[Recorded data]
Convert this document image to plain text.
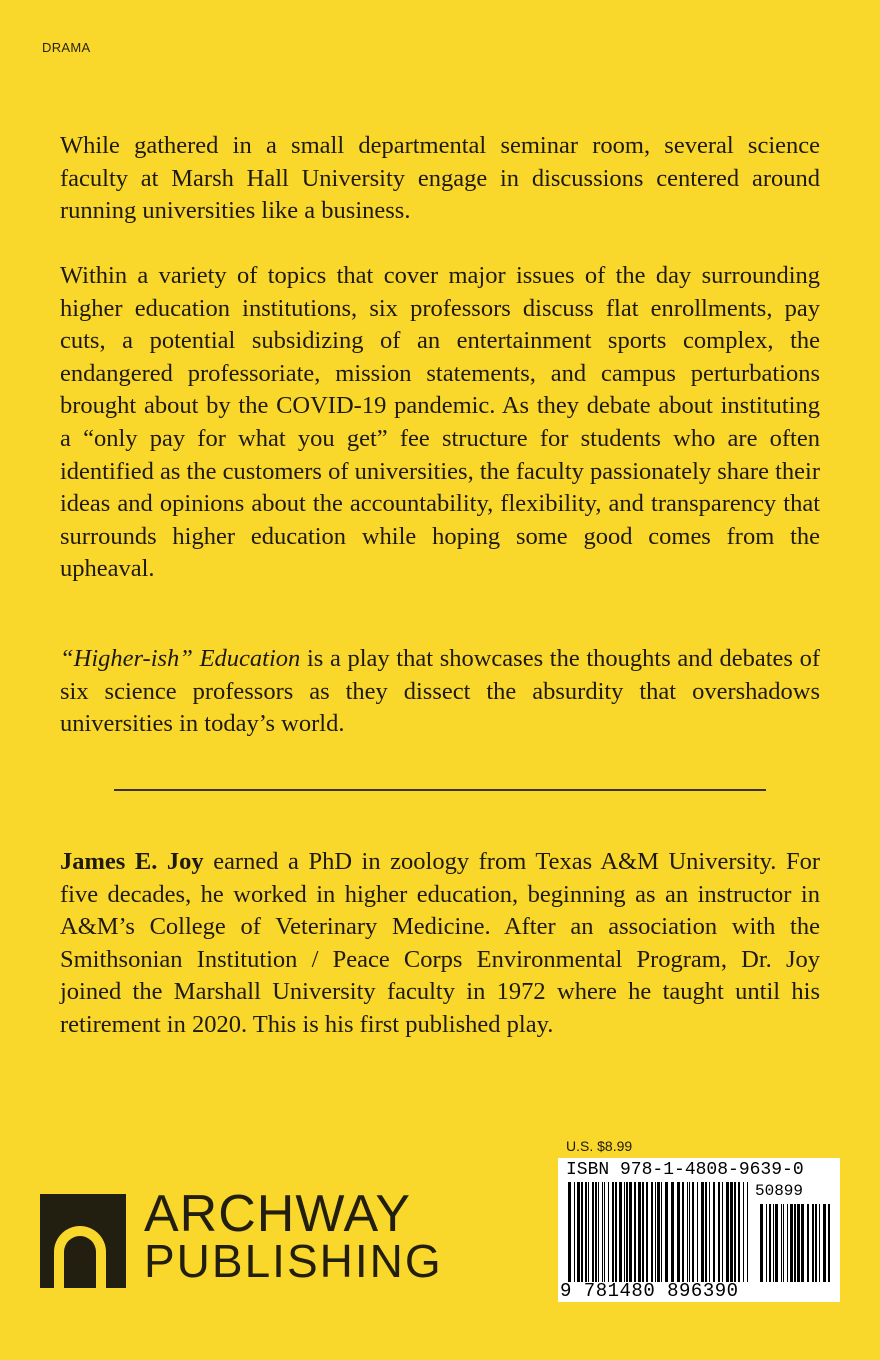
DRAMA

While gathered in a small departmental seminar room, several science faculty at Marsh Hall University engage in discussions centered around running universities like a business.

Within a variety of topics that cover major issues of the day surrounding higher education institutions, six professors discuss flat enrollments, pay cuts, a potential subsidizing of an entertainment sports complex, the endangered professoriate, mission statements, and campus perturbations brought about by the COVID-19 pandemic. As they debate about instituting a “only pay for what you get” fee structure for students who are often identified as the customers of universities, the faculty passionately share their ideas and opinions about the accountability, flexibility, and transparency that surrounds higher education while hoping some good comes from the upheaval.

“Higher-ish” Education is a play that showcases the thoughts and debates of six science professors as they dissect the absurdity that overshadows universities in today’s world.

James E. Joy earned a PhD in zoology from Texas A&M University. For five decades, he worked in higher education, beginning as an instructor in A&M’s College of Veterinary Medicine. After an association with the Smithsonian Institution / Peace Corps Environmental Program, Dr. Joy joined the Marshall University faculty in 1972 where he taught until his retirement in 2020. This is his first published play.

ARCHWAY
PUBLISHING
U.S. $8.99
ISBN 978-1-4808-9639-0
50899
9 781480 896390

What the exercise asks
Show, from the material above, each line that includes the string "science".

Completed task
While gathered in a small departmental seminar room, several science faculty at Marsh Hall University engage in discussions centered around running universities like a business.
“Higher-ish” Education is a play that showcases the thoughts and debates of six science professors as they dissect the absurdity that overshadows universities in today’s world.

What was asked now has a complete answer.